> What you need to do
Below are the records; pull every line that includes "quine".

--- START Records for this exercise ---

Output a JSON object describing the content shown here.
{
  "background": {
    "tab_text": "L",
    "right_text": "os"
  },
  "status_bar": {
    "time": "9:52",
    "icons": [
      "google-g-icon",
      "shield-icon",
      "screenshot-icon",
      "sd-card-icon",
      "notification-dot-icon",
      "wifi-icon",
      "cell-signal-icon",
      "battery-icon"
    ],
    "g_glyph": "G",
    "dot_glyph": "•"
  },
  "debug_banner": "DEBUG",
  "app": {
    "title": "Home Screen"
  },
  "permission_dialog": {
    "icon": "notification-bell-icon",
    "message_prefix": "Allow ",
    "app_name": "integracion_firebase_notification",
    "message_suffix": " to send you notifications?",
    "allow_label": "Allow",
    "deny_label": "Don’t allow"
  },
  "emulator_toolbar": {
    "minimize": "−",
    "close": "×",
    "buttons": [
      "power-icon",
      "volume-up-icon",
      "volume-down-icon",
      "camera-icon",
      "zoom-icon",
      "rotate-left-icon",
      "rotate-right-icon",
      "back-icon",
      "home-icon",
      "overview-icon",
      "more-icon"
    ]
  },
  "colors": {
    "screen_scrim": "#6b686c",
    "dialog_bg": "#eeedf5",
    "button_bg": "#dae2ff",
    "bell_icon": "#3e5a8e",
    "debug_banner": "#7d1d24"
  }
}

--- END Records for this exercise ---
--- START Records for this exercise ---

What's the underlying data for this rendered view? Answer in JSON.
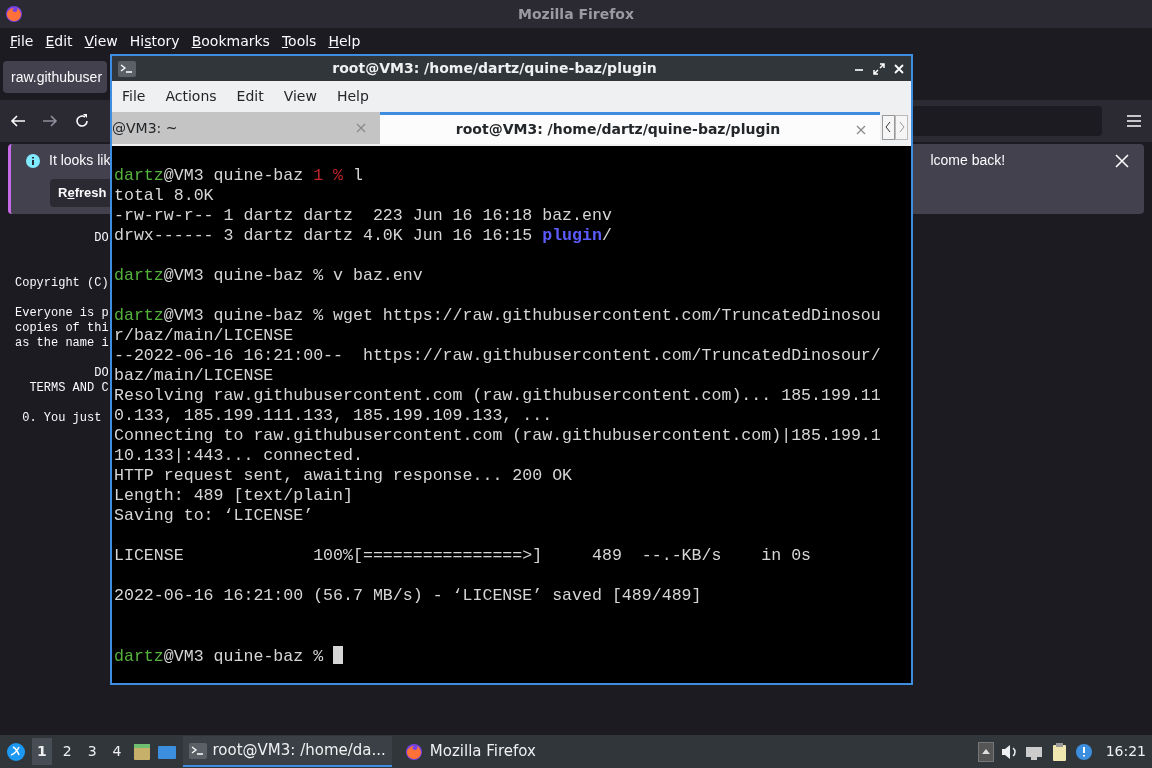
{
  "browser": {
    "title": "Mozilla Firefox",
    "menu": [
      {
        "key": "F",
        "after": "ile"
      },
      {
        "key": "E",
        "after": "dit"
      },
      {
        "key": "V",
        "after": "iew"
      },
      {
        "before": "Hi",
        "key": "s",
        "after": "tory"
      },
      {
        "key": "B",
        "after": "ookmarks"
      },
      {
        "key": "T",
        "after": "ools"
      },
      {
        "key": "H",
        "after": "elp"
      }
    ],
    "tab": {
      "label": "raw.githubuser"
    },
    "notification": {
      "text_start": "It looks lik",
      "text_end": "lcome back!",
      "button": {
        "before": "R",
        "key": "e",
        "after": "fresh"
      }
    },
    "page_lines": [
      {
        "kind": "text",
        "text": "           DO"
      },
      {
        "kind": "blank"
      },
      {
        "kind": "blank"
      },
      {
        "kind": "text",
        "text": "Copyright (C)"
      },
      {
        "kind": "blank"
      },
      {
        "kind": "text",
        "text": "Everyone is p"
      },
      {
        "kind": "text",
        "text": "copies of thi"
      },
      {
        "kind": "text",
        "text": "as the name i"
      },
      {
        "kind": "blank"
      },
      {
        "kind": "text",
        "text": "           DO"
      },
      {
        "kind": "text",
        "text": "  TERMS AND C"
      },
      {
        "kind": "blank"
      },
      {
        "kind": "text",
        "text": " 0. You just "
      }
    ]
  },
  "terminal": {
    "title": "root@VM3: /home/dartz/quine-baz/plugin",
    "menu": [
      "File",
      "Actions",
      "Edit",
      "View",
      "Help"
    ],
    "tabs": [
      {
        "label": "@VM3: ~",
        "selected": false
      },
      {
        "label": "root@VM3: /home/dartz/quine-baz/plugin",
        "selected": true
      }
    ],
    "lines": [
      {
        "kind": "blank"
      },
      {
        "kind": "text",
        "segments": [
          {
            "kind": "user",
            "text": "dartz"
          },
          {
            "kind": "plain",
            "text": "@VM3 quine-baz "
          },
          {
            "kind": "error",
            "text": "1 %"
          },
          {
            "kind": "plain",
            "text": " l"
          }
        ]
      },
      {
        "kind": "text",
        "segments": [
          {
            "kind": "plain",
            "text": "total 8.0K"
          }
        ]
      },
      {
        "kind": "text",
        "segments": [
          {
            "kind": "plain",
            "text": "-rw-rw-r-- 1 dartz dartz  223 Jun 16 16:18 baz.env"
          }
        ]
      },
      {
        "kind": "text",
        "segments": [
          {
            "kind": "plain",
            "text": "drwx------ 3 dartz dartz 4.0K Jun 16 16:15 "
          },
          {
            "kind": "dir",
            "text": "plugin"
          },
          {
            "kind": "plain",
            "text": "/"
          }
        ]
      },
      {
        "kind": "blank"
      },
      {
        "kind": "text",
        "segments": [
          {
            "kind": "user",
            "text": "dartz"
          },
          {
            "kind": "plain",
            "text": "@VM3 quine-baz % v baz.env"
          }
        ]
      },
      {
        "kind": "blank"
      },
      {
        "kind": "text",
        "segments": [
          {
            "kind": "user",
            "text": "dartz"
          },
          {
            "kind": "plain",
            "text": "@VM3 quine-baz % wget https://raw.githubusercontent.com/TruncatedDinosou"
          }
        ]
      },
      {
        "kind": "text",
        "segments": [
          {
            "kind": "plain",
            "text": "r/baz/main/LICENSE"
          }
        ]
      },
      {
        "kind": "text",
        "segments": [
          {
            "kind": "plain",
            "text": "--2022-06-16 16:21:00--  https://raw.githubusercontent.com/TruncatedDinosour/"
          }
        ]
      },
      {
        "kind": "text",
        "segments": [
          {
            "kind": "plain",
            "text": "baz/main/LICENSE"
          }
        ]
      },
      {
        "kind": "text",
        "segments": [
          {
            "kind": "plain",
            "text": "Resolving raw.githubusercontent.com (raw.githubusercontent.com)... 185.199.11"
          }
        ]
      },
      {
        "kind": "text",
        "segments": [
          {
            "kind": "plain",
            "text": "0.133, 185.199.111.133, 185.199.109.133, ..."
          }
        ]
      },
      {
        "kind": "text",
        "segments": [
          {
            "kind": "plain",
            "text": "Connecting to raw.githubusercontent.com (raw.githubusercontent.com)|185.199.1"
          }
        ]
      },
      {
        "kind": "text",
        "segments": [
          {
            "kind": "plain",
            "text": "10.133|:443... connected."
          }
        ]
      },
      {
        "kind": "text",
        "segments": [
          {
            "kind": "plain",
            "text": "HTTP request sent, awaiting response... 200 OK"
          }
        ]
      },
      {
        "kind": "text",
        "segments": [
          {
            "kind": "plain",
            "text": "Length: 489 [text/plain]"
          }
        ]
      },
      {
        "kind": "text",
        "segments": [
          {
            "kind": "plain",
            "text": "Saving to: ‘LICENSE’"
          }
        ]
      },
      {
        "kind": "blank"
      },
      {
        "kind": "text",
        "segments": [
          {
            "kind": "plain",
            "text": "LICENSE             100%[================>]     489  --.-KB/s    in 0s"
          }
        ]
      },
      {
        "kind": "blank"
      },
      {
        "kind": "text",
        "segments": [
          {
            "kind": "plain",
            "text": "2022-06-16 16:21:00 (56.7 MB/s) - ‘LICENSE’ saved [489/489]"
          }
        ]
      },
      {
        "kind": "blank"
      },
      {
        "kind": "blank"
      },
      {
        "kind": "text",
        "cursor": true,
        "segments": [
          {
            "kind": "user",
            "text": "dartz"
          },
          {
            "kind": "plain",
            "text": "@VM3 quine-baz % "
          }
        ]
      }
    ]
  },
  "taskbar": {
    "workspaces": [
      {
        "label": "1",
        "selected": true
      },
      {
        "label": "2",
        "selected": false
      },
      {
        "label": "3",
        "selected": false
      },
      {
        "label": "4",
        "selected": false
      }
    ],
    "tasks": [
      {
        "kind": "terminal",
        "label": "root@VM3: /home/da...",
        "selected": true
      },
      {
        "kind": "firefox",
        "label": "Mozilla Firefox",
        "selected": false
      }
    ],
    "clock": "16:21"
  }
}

--- END Records for this exercise ---

> Expected answer
    "title": "root@VM3: /home/dartz/quine-baz/plugin",
        "label": "root@VM3: /home/dartz/quine-baz/plugin",
            "text": "@VM3 quine-baz "
            "text": "@VM3 quine-baz % v baz.env"
            "text": "@VM3 quine-baz % wget https://raw.githubusercontent.com/TruncatedDinosou"
            "text": "@VM3 quine-baz % "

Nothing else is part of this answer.